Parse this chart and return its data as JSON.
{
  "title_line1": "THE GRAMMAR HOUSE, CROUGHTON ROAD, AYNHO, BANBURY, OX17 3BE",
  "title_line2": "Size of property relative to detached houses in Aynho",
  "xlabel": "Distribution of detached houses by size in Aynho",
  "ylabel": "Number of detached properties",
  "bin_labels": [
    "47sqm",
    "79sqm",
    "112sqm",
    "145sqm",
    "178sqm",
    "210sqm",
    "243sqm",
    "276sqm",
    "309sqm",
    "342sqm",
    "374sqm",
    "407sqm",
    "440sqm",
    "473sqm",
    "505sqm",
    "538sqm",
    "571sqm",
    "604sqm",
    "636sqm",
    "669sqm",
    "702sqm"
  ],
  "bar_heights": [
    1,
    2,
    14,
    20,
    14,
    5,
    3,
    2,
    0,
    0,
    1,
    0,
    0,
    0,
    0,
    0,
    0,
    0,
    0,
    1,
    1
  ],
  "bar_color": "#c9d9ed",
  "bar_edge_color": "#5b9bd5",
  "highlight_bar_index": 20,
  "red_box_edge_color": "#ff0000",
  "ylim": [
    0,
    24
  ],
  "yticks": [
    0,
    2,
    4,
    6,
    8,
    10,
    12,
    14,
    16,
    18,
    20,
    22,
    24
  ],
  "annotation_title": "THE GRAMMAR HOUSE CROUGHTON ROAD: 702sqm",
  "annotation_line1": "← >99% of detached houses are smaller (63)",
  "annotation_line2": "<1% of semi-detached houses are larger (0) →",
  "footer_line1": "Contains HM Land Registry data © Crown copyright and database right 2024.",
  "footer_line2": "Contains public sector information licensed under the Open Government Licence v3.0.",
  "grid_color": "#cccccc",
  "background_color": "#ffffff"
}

● ● ● ●

- **Problem requirements**:
Retype all of the entries precisely as they are.

- **Written answer**:
Parse this chart and return its data as JSON.
{
  "title_line1": "THE GRAMMAR HOUSE, CROUGHTON ROAD, AYNHO, BANBURY, OX17 3BE",
  "title_line2": "Size of property relative to detached houses in Aynho",
  "xlabel": "Distribution of detached houses by size in Aynho",
  "ylabel": "Number of detached properties",
  "bin_labels": [
    "47sqm",
    "79sqm",
    "112sqm",
    "145sqm",
    "178sqm",
    "210sqm",
    "243sqm",
    "276sqm",
    "309sqm",
    "342sqm",
    "374sqm",
    "407sqm",
    "440sqm",
    "473sqm",
    "505sqm",
    "538sqm",
    "571sqm",
    "604sqm",
    "636sqm",
    "669sqm",
    "702sqm"
  ],
  "bar_heights": [
    1,
    2,
    14,
    20,
    14,
    5,
    3,
    2,
    0,
    0,
    1,
    0,
    0,
    0,
    0,
    0,
    0,
    0,
    0,
    1,
    1
  ],
  "bar_color": "#c9d9ed",
  "bar_edge_color": "#5b9bd5",
  "highlight_bar_index": 20,
  "red_box_edge_color": "#ff0000",
  "ylim": [
    0,
    24
  ],
  "yticks": [
    0,
    2,
    4,
    6,
    8,
    10,
    12,
    14,
    16,
    18,
    20,
    22,
    24
  ],
  "annotation_title": "THE GRAMMAR HOUSE CROUGHTON ROAD: 702sqm",
  "annotation_line1": "← >99% of detached houses are smaller (63)",
  "annotation_line2": "<1% of semi-detached houses are larger (0) →",
  "footer_line1": "Contains HM Land Registry data © Crown copyright and database right 2024.",
  "footer_line2": "Contains public sector information licensed under the Open Government Licence v3.0.",
  "grid_color": "#cccccc",
  "background_color": "#ffffff"
}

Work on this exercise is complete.